Recorded data:
──────
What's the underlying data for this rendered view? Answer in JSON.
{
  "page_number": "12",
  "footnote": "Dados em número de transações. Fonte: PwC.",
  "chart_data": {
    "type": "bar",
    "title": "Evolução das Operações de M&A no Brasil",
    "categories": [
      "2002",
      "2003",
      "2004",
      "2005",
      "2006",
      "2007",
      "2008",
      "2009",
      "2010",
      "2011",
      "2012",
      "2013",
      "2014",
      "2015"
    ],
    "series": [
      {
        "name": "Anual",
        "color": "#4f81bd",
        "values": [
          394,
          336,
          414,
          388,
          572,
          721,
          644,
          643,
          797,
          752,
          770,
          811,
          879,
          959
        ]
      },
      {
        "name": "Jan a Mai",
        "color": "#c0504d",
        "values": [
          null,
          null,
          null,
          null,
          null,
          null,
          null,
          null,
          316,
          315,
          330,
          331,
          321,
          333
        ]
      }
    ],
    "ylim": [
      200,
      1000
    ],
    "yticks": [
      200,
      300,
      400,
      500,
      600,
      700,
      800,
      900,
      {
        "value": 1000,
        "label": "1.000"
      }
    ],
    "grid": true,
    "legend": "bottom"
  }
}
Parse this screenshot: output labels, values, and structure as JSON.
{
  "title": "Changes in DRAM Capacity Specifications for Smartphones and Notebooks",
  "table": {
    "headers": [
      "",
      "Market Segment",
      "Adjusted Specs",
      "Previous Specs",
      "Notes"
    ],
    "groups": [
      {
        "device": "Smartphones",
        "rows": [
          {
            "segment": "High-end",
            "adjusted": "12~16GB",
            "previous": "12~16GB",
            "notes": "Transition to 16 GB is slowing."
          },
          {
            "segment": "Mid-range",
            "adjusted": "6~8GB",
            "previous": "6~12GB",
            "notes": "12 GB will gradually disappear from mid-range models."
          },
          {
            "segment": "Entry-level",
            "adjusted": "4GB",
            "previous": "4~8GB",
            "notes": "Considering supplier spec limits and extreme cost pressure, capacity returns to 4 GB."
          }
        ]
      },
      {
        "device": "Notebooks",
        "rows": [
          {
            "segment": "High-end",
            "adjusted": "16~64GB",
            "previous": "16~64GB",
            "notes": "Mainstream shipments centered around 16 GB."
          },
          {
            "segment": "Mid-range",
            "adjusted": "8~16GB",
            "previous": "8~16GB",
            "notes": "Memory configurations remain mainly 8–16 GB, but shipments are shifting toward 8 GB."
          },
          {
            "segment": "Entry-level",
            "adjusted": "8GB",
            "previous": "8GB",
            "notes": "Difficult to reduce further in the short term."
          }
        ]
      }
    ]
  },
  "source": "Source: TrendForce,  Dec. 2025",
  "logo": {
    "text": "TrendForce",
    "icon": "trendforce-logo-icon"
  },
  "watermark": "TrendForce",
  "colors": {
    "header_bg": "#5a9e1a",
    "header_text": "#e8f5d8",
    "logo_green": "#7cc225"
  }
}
──────
Stated exercise:
Find the word "Notebooks" in the entries above and gather every line that holds it.

Result of this task:
  "title": "Changes in DRAM Capacity Specifications for Smartphones and Notebooks",
        "device": "Notebooks",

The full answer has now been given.